• EXERCISE MATERIAL:

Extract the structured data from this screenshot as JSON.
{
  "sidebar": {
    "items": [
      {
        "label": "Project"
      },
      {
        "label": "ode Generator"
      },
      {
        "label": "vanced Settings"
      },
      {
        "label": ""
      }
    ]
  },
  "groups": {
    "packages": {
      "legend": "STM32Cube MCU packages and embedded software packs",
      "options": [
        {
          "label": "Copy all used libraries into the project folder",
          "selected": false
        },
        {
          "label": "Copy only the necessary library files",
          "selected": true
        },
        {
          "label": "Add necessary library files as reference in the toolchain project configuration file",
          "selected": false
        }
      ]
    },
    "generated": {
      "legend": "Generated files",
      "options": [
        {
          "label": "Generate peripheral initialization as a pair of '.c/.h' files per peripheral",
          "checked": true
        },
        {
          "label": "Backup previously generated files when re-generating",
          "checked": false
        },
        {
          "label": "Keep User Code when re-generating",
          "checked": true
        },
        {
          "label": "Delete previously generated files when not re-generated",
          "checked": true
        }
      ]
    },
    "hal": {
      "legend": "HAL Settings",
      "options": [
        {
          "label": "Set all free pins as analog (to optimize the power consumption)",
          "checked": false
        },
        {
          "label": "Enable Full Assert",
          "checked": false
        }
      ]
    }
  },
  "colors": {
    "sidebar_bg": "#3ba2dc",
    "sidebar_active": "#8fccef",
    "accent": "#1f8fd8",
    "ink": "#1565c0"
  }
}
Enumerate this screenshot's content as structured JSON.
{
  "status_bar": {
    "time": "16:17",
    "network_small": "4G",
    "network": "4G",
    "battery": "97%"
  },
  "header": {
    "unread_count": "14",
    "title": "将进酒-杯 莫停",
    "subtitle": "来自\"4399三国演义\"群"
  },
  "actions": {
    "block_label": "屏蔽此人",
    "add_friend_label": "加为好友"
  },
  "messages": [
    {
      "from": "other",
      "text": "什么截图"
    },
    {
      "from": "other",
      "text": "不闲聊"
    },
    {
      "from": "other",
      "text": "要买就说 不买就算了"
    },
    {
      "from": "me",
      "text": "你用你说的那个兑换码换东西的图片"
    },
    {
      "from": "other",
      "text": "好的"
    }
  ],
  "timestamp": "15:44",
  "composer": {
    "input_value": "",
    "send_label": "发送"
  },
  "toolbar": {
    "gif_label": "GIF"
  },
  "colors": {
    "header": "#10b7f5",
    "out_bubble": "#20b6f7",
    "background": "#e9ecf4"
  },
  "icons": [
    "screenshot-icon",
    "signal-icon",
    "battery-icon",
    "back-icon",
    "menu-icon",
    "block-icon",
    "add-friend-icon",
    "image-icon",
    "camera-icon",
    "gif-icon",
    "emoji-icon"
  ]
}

• GIVEN REQUEST:
Generate an exact reproduction of all entries.

• RESULT BELOW:
Extract the structured data from this screenshot as JSON.
{
  "sidebar": {
    "items": [
      {
        "label": "Project"
      },
      {
        "label": "ode Generator"
      },
      {
        "label": "vanced Settings"
      },
      {
        "label": ""
      }
    ]
  },
  "groups": {
    "packages": {
      "legend": "STM32Cube MCU packages and embedded software packs",
      "options": [
        {
          "label": "Copy all used libraries into the project folder",
          "selected": false
        },
        {
          "label": "Copy only the necessary library files",
          "selected": true
        },
        {
          "label": "Add necessary library files as reference in the toolchain project configuration file",
          "selected": false
        }
      ]
    },
    "generated": {
      "legend": "Generated files",
      "options": [
        {
          "label": "Generate peripheral initialization as a pair of '.c/.h' files per peripheral",
          "checked": true
        },
        {
          "label": "Backup previously generated files when re-generating",
          "checked": false
        },
        {
          "label": "Keep User Code when re-generating",
          "checked": true
        },
        {
          "label": "Delete previously generated files when not re-generated",
          "checked": true
        }
      ]
    },
    "hal": {
      "legend": "HAL Settings",
      "options": [
        {
          "label": "Set all free pins as analog (to optimize the power consumption)",
          "checked": false
        },
        {
          "label": "Enable Full Assert",
          "checked": false
        }
      ]
    }
  },
  "colors": {
    "sidebar_bg": "#3ba2dc",
    "sidebar_active": "#8fccef",
    "accent": "#1f8fd8",
    "ink": "#1565c0"
  }
}
Enumerate this screenshot's content as structured JSON.
{
  "status_bar": {
    "time": "16:17",
    "network_small": "4G",
    "network": "4G",
    "battery": "97%"
  },
  "header": {
    "unread_count": "14",
    "title": "将进酒-杯 莫停",
    "subtitle": "来自\"4399三国演义\"群"
  },
  "actions": {
    "block_label": "屏蔽此人",
    "add_friend_label": "加为好友"
  },
  "messages": [
    {
      "from": "other",
      "text": "什么截图"
    },
    {
      "from": "other",
      "text": "不闲聊"
    },
    {
      "from": "other",
      "text": "要买就说 不买就算了"
    },
    {
      "from": "me",
      "text": "你用你说的那个兑换码换东西的图片"
    },
    {
      "from": "other",
      "text": "好的"
    }
  ],
  "timestamp": "15:44",
  "composer": {
    "input_value": "",
    "send_label": "发送"
  },
  "toolbar": {
    "gif_label": "GIF"
  },
  "colors": {
    "header": "#10b7f5",
    "out_bubble": "#20b6f7",
    "background": "#e9ecf4"
  },
  "icons": [
    "screenshot-icon",
    "signal-icon",
    "battery-icon",
    "back-icon",
    "menu-icon",
    "block-icon",
    "add-friend-icon",
    "image-icon",
    "camera-icon",
    "gif-icon",
    "emoji-icon"
  ]
}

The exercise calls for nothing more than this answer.